## Begin Provided data
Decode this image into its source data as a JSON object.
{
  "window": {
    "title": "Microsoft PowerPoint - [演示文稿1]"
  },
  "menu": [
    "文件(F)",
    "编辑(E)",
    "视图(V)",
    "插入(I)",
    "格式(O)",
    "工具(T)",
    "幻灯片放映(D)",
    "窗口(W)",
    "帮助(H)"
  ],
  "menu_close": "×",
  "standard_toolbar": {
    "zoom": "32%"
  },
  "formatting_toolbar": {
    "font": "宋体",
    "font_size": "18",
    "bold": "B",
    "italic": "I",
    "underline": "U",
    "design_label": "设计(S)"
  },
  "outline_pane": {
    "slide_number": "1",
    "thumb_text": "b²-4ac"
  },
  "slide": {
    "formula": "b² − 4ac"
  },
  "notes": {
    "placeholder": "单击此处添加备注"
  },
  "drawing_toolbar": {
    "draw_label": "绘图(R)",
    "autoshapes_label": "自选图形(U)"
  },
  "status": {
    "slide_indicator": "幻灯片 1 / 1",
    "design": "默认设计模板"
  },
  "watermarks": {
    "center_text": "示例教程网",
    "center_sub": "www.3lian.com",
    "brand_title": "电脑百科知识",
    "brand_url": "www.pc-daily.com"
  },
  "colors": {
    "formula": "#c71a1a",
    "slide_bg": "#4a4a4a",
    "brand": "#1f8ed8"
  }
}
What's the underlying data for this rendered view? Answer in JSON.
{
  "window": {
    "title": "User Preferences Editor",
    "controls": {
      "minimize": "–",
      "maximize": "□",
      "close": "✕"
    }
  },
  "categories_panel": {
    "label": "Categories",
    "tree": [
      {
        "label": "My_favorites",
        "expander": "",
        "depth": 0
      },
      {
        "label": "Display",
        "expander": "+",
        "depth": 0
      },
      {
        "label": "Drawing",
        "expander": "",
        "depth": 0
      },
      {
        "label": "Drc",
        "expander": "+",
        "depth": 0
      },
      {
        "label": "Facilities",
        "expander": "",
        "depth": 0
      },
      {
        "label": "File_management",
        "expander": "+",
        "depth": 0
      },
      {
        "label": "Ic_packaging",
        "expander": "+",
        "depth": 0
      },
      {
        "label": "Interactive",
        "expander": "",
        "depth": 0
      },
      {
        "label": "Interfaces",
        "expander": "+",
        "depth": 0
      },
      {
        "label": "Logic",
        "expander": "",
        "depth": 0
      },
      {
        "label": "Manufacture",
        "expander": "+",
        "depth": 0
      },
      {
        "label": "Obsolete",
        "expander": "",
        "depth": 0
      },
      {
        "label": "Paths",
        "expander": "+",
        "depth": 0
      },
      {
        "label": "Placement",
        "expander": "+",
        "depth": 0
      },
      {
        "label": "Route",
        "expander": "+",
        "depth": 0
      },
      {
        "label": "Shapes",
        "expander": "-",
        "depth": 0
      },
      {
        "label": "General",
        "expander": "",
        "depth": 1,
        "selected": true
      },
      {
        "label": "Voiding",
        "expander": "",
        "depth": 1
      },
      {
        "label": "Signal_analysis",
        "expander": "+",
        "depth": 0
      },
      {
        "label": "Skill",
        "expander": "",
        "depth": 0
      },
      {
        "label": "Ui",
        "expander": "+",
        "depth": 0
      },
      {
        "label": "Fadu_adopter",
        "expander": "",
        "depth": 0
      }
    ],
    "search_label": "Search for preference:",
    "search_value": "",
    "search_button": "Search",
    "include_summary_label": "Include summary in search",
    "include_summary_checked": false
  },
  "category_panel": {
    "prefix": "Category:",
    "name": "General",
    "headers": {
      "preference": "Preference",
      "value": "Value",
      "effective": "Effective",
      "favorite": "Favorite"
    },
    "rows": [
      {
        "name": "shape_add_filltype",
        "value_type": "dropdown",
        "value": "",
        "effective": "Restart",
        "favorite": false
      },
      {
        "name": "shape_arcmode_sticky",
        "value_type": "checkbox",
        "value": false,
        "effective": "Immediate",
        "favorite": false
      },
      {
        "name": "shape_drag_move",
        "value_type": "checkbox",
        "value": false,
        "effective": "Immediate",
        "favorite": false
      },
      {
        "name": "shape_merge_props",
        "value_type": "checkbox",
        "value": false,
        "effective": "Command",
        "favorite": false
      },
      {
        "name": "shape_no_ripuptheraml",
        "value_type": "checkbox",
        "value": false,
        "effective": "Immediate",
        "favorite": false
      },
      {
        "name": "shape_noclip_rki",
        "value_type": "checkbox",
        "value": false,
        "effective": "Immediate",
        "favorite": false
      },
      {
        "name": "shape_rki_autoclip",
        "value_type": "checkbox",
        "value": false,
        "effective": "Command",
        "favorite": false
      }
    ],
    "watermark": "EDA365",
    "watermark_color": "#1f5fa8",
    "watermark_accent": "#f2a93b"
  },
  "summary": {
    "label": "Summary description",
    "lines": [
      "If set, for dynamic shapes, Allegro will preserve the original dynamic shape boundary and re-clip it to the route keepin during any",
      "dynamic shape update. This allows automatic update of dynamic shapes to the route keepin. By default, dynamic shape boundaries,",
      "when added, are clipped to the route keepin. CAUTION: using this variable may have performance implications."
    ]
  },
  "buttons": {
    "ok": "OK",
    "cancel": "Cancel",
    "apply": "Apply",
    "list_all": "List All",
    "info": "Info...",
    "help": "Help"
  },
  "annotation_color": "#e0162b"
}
## End Provided data
## What you should do
Write the complete data out, exactly as above.

## Solution to this task
Decode this image into its source data as a JSON object.
{
  "window": {
    "title": "Microsoft PowerPoint - [演示文稿1]"
  },
  "menu": [
    "文件(F)",
    "编辑(E)",
    "视图(V)",
    "插入(I)",
    "格式(O)",
    "工具(T)",
    "幻灯片放映(D)",
    "窗口(W)",
    "帮助(H)"
  ],
  "menu_close": "×",
  "standard_toolbar": {
    "zoom": "32%"
  },
  "formatting_toolbar": {
    "font": "宋体",
    "font_size": "18",
    "bold": "B",
    "italic": "I",
    "underline": "U",
    "design_label": "设计(S)"
  },
  "outline_pane": {
    "slide_number": "1",
    "thumb_text": "b²-4ac"
  },
  "slide": {
    "formula": "b² − 4ac"
  },
  "notes": {
    "placeholder": "单击此处添加备注"
  },
  "drawing_toolbar": {
    "draw_label": "绘图(R)",
    "autoshapes_label": "自选图形(U)"
  },
  "status": {
    "slide_indicator": "幻灯片 1 / 1",
    "design": "默认设计模板"
  },
  "watermarks": {
    "center_text": "示例教程网",
    "center_sub": "www.3lian.com",
    "brand_title": "电脑百科知识",
    "brand_url": "www.pc-daily.com"
  },
  "colors": {
    "formula": "#c71a1a",
    "slide_bg": "#4a4a4a",
    "brand": "#1f8ed8"
  }
}
What's the underlying data for this rendered view? Answer in JSON.
{
  "window": {
    "title": "User Preferences Editor",
    "controls": {
      "minimize": "–",
      "maximize": "□",
      "close": "✕"
    }
  },
  "categories_panel": {
    "label": "Categories",
    "tree": [
      {
        "label": "My_favorites",
        "expander": "",
        "depth": 0
      },
      {
        "label": "Display",
        "expander": "+",
        "depth": 0
      },
      {
        "label": "Drawing",
        "expander": "",
        "depth": 0
      },
      {
        "label": "Drc",
        "expander": "+",
        "depth": 0
      },
      {
        "label": "Facilities",
        "expander": "",
        "depth": 0
      },
      {
        "label": "File_management",
        "expander": "+",
        "depth": 0
      },
      {
        "label": "Ic_packaging",
        "expander": "+",
        "depth": 0
      },
      {
        "label": "Interactive",
        "expander": "",
        "depth": 0
      },
      {
        "label": "Interfaces",
        "expander": "+",
        "depth": 0
      },
      {
        "label": "Logic",
        "expander": "",
        "depth": 0
      },
      {
        "label": "Manufacture",
        "expander": "+",
        "depth": 0
      },
      {
        "label": "Obsolete",
        "expander": "",
        "depth": 0
      },
      {
        "label": "Paths",
        "expander": "+",
        "depth": 0
      },
      {
        "label": "Placement",
        "expander": "+",
        "depth": 0
      },
      {
        "label": "Route",
        "expander": "+",
        "depth": 0
      },
      {
        "label": "Shapes",
        "expander": "-",
        "depth": 0
      },
      {
        "label": "General",
        "expander": "",
        "depth": 1,
        "selected": true
      },
      {
        "label": "Voiding",
        "expander": "",
        "depth": 1
      },
      {
        "label": "Signal_analysis",
        "expander": "+",
        "depth": 0
      },
      {
        "label": "Skill",
        "expander": "",
        "depth": 0
      },
      {
        "label": "Ui",
        "expander": "+",
        "depth": 0
      },
      {
        "label": "Fadu_adopter",
        "expander": "",
        "depth": 0
      }
    ],
    "search_label": "Search for preference:",
    "search_value": "",
    "search_button": "Search",
    "include_summary_label": "Include summary in search",
    "include_summary_checked": false
  },
  "category_panel": {
    "prefix": "Category:",
    "name": "General",
    "headers": {
      "preference": "Preference",
      "value": "Value",
      "effective": "Effective",
      "favorite": "Favorite"
    },
    "rows": [
      {
        "name": "shape_add_filltype",
        "value_type": "dropdown",
        "value": "",
        "effective": "Restart",
        "favorite": false
      },
      {
        "name": "shape_arcmode_sticky",
        "value_type": "checkbox",
        "value": false,
        "effective": "Immediate",
        "favorite": false
      },
      {
        "name": "shape_drag_move",
        "value_type": "checkbox",
        "value": false,
        "effective": "Immediate",
        "favorite": false
      },
      {
        "name": "shape_merge_props",
        "value_type": "checkbox",
        "value": false,
        "effective": "Command",
        "favorite": false
      },
      {
        "name": "shape_no_ripuptheraml",
        "value_type": "checkbox",
        "value": false,
        "effective": "Immediate",
        "favorite": false
      },
      {
        "name": "shape_noclip_rki",
        "value_type": "checkbox",
        "value": false,
        "effective": "Immediate",
        "favorite": false
      },
      {
        "name": "shape_rki_autoclip",
        "value_type": "checkbox",
        "value": false,
        "effective": "Command",
        "favorite": false
      }
    ],
    "watermark": "EDA365",
    "watermark_color": "#1f5fa8",
    "watermark_accent": "#f2a93b"
  },
  "summary": {
    "label": "Summary description",
    "lines": [
      "If set, for dynamic shapes, Allegro will preserve the original dynamic shape boundary and re-clip it to the route keepin during any",
      "dynamic shape update. This allows automatic update of dynamic shapes to the route keepin. By default, dynamic shape boundaries,",
      "when added, are clipped to the route keepin. CAUTION: using this variable may have performance implications."
    ]
  },
  "buttons": {
    "ok": "OK",
    "cancel": "Cancel",
    "apply": "Apply",
    "list_all": "List All",
    "info": "Info...",
    "help": "Help"
  },
  "annotation_color": "#e0162b"
}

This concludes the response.